Return only the count of lines in which the word "kuvvetlerinin" appears.

[Figure record extracts]
— Begin —

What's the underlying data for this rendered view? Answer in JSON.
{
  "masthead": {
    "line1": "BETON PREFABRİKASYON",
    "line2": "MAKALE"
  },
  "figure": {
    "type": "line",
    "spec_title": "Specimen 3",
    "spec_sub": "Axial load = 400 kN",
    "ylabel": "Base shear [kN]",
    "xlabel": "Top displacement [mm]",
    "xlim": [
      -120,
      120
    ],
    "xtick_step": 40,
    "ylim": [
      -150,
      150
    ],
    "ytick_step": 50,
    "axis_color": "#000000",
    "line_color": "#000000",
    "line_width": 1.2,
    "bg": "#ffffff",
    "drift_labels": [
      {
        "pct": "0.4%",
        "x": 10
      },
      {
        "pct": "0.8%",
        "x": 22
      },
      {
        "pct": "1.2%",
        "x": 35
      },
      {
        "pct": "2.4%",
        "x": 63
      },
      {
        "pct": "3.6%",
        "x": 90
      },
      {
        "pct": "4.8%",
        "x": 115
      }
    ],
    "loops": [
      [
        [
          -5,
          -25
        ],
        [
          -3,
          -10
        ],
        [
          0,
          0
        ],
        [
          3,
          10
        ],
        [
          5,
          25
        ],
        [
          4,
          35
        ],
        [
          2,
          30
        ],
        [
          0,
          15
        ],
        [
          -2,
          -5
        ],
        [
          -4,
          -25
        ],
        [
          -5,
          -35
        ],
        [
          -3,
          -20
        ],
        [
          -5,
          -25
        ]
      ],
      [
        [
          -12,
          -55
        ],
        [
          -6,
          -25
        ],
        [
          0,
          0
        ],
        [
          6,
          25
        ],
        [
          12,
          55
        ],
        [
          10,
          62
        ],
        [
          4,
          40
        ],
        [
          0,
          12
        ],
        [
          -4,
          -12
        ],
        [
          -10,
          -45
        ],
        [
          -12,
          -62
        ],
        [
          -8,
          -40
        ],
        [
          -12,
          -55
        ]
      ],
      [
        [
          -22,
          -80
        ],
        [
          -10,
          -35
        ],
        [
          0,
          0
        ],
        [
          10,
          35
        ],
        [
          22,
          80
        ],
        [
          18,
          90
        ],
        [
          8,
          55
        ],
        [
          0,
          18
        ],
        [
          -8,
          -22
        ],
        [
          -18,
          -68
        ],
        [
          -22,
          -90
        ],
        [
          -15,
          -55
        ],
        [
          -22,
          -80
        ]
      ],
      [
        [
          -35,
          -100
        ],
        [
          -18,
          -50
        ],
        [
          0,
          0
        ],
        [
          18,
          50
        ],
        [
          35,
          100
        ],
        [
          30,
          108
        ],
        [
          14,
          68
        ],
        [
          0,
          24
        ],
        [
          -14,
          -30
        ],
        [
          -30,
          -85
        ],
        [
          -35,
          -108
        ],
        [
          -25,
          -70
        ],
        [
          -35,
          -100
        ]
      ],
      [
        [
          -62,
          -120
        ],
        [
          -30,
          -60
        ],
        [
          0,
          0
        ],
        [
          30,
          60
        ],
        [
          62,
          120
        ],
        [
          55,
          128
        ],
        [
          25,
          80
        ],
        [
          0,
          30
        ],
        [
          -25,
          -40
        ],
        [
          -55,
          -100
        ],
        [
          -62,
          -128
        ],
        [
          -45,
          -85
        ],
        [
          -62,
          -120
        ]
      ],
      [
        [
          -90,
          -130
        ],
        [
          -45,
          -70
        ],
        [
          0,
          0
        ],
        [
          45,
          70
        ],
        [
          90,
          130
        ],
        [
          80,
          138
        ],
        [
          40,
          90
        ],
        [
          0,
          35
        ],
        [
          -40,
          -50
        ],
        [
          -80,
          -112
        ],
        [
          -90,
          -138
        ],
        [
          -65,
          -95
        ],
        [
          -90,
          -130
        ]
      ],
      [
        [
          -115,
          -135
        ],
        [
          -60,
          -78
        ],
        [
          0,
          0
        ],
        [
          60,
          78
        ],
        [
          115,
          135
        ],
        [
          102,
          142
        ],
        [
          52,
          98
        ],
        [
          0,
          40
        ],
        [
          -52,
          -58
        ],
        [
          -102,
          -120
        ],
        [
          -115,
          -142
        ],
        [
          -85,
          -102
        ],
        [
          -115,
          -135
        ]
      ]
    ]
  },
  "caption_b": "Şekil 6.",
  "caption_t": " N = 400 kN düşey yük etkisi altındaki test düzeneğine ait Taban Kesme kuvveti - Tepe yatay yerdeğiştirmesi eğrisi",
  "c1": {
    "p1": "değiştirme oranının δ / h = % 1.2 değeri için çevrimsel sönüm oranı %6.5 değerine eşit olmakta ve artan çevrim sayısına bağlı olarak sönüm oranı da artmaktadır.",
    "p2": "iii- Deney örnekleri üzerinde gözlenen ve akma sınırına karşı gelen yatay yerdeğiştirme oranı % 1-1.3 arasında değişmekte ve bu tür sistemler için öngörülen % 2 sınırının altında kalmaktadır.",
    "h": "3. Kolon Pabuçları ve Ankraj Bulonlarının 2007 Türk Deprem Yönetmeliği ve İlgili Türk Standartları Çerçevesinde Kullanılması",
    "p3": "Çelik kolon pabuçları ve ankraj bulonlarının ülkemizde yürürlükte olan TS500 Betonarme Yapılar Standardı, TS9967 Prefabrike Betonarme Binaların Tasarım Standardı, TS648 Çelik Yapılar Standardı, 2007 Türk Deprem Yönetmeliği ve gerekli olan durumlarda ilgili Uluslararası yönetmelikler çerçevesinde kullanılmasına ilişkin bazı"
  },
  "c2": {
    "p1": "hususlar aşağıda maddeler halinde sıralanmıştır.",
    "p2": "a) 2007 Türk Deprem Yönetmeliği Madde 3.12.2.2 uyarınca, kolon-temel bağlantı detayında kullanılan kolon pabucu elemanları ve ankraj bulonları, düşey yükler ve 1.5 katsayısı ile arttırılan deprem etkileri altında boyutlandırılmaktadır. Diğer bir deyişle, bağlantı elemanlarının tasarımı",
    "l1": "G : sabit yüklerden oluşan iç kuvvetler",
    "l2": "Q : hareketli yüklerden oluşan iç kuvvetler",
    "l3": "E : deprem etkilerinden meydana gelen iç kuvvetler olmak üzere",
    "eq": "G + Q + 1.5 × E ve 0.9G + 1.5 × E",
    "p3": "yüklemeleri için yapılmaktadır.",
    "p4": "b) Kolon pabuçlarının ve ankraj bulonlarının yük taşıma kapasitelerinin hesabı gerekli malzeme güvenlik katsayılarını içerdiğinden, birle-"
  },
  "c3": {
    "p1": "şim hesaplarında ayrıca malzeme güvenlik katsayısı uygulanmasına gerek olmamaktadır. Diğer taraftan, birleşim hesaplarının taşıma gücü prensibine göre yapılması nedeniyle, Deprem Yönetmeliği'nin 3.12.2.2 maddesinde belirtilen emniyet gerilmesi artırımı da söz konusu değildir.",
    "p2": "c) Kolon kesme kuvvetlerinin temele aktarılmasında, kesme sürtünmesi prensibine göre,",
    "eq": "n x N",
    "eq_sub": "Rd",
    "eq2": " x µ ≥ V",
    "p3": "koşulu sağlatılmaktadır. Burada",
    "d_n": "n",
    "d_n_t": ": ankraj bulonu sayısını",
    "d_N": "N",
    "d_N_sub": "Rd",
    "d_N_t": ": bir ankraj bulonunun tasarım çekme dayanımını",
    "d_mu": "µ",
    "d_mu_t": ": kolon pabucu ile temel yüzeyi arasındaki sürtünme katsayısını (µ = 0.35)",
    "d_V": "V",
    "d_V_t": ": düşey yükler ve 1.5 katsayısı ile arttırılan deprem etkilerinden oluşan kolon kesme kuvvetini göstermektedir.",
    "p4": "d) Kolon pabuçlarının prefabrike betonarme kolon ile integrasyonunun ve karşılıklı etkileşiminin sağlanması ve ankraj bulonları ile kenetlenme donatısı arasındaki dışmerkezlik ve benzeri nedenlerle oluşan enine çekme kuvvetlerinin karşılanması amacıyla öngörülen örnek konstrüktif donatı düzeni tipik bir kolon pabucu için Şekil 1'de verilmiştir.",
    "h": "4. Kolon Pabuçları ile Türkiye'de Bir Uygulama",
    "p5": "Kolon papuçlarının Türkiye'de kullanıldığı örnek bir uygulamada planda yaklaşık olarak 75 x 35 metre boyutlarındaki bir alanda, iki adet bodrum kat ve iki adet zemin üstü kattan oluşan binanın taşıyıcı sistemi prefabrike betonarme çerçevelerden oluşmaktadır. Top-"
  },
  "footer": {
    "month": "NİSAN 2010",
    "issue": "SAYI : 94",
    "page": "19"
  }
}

— End —

## [Reply]
2